* Start Dataset records *

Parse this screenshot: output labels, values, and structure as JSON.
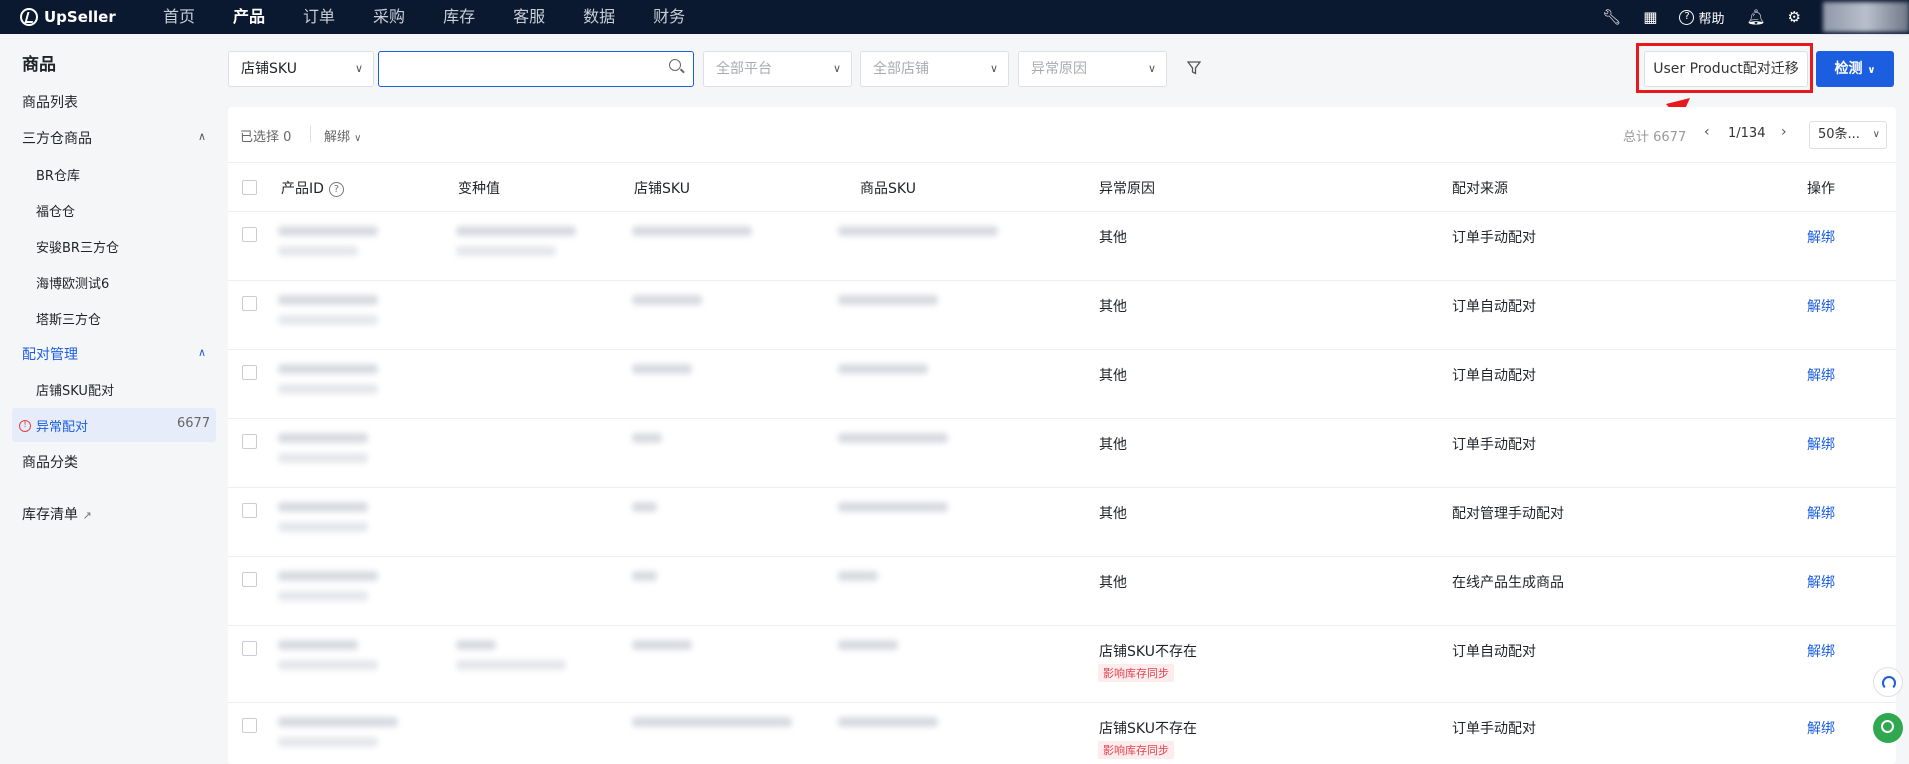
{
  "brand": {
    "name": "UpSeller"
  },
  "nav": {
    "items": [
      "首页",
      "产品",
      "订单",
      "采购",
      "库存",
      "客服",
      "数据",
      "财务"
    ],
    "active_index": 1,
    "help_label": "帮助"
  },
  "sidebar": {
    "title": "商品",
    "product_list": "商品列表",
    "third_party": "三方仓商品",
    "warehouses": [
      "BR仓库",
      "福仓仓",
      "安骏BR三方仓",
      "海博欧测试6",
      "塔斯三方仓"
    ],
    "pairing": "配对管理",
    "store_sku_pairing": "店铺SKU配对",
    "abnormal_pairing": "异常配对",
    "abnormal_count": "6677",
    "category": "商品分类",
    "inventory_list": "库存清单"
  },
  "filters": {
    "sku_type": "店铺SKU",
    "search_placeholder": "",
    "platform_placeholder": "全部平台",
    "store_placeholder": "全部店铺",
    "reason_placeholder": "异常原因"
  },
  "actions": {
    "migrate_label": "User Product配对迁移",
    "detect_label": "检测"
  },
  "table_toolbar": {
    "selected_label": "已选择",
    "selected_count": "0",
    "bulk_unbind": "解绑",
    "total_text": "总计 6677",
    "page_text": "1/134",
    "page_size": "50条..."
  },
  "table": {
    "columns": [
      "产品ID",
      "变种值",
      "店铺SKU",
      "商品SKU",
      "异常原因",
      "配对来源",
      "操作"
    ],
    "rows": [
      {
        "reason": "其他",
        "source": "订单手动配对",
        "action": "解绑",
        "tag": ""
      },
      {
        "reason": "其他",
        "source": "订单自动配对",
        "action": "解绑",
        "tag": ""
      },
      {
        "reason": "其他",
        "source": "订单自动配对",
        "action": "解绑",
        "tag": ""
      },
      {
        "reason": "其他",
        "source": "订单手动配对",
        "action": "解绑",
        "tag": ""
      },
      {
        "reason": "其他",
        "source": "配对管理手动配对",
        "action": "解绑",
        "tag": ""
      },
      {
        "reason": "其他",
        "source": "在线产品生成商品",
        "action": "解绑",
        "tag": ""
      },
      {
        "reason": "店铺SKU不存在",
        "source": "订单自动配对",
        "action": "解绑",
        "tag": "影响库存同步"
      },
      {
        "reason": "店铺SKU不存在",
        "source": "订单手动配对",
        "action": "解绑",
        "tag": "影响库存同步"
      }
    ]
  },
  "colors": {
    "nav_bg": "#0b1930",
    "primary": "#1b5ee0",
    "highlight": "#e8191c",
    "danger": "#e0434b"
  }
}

* End Dataset records *
* Start Dataset records *

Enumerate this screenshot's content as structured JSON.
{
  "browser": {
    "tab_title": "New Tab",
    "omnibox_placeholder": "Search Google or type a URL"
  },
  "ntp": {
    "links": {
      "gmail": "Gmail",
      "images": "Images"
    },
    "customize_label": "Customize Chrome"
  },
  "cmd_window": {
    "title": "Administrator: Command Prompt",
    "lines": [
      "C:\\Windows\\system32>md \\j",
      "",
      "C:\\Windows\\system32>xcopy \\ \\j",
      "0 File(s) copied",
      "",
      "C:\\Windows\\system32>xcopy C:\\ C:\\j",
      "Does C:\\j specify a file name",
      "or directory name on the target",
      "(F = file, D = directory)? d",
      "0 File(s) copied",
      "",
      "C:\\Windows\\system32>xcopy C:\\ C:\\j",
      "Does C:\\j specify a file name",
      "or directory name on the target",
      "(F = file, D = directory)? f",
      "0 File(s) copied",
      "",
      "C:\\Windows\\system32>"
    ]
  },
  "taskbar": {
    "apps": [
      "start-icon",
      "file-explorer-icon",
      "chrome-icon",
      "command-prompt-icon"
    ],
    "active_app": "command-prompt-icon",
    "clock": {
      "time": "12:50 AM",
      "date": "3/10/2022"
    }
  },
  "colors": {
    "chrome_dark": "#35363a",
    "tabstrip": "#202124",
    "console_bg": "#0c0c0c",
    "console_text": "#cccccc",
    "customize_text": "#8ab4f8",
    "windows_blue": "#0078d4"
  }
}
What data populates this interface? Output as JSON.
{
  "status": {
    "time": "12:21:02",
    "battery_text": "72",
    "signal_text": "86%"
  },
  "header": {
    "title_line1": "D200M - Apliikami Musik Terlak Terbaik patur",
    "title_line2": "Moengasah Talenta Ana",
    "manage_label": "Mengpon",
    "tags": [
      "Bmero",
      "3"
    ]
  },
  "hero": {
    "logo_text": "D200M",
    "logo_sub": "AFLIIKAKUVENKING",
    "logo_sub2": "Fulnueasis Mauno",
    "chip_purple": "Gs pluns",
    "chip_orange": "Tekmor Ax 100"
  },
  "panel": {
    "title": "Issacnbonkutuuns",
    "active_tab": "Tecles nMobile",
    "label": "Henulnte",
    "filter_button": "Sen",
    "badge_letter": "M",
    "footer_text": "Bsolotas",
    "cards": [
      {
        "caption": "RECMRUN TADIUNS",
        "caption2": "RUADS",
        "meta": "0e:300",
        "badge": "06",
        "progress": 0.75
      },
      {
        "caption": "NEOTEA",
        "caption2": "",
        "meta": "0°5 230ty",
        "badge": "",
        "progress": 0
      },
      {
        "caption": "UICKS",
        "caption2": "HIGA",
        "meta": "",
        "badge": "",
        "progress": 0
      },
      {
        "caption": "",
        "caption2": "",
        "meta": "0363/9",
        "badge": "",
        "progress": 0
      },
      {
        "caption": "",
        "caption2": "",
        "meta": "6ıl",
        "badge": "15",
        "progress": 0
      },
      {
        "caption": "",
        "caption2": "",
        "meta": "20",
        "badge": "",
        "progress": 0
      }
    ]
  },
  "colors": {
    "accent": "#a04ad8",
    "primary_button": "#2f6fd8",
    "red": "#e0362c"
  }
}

* End Dataset records *
* Start Dataset records *

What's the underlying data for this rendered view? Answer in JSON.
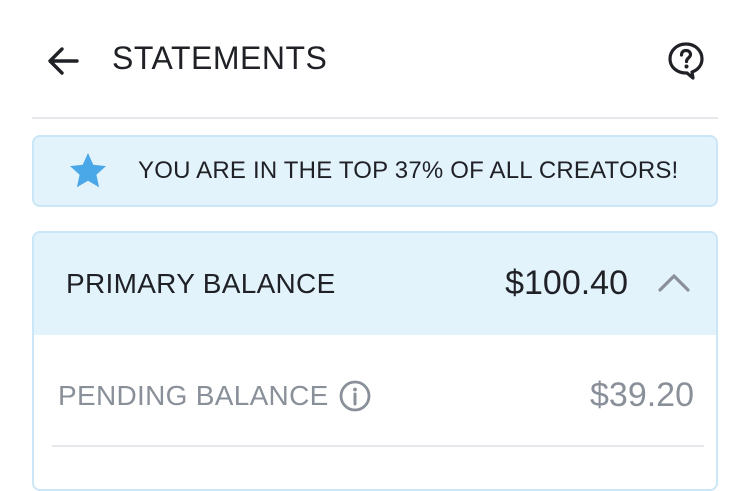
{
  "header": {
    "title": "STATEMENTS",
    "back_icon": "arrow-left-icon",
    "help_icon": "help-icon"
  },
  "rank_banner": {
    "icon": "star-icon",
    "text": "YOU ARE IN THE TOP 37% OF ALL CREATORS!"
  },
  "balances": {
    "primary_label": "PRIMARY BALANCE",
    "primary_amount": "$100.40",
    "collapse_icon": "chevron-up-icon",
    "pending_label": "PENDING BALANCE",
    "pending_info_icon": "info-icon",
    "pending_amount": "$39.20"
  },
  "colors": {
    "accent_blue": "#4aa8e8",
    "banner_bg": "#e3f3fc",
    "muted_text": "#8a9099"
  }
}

* End Dataset records *

Exercise aim
Reply with one number only: the count of lines in the entries that contain "JSON".

Correct output
4